#### Records provided
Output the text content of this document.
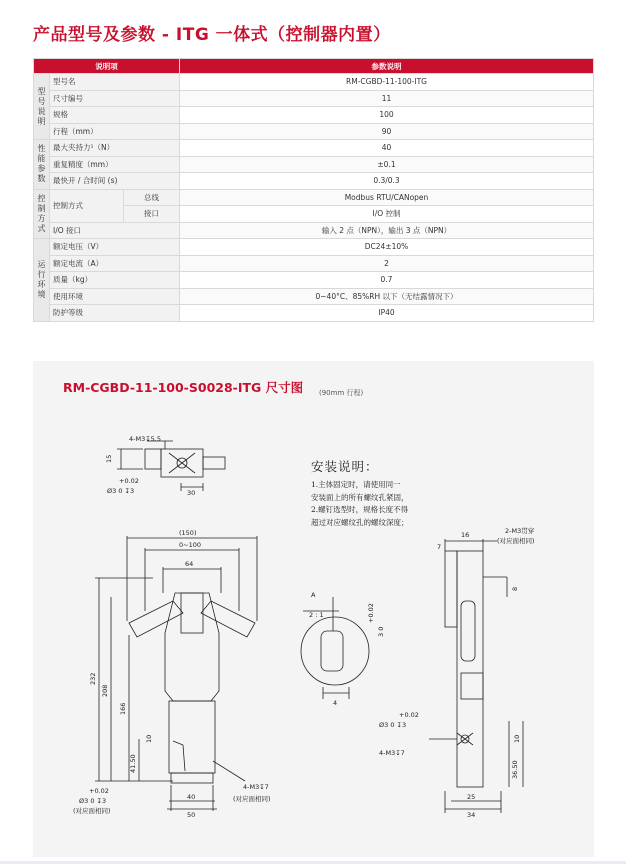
产品型号及参数 - ITG 一体式（控制器内置）
说明项			参数说明
型
号
说
明	型号名		RM-CGBD-11-100-ITG
	尺寸编号		11
	规格		100
	行程（mm）		90
性
能
参
数	最大夹持力¹（N）		40
	重复精度（mm）		±0.1
	最快开 / 合时间 (s)		0.3/0.3
控
制
方
式	控制方式	总线	Modbus RTU/CANopen
		接口	I/O 控制
	I/O 接口		输入 2 点（NPN），输出 3 点（NPN）
运
行
环
境	额定电压（V）		DC24±10%
	额定电流（A）		2
	质量（kg）		0.7
	使用环境		0~40°C、85%RH 以下（无结露情况下）
	防护等级		IP40
RM-CGBD-11-100-S0028-ITG 尺寸图 (90mm 行程)
安装说明：
1.主体固定时，请使用同一
安装面上的所有螺纹孔紧固，
2.螺钉选型时，规格长度不得
超过对应螺纹孔的螺纹深度；
4-M3↧5.5
15
+0.02
Ø3 0 ↧3	30
(150)
0~100
64
232
208
166
41.50
10
+0.02
Ø3 0 ↧3
(对应面相同)
40
50
4-M3↧7
(对应面相同)
A
2 : 1	+0.02
3 0
4
16
7
2-M3贯穿
(对应面相同)
8
+0.02
Ø3 0 ↧3
4-M3↧7
10
36.50
25
34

#### What you have to do
Keep the pictures out of the copy and return the rest of the data above exactly.

#### Written reply
Output the text content of this document.
产品型号及参数 - ITG 一体式（控制器内置）
说明项			参数说明
型
号
说
明	型号名		RM-CGBD-11-100-ITG
	尺寸编号		11
	规格		100
	行程（mm）		90
性
能
参
数	最大夹持力¹（N）		40
	重复精度（mm）		±0.1
	最快开 / 合时间 (s)		0.3/0.3
控
制
方
式	控制方式	总线	Modbus RTU/CANopen
		接口	I/O 控制
	I/O 接口		输入 2 点（NPN），输出 3 点（NPN）
运
行
环
境	额定电压（V）		DC24±10%
	额定电流（A）		2
	质量（kg）		0.7
	使用环境		0~40°C、85%RH 以下（无结露情况下）
	防护等级		IP40
RM-CGBD-11-100-S0028-ITG 尺寸图 (90mm 行程)
安装说明：
1.主体固定时，请使用同一
安装面上的所有螺纹孔紧固，
2.螺钉选型时，规格长度不得
超过对应螺纹孔的螺纹深度；
4-M3↧5.5
15
+0.02
Ø3 0 ↧3	30
(150)
0~100
64
232
208
166
41.50
10
+0.02
Ø3 0 ↧3
(对应面相同)
40
50
4-M3↧7
(对应面相同)
A
2 : 1	+0.02
3 0
4
16
7
2-M3贯穿
(对应面相同)
8
+0.02
Ø3 0 ↧3
4-M3↧7
10
36.50
25
34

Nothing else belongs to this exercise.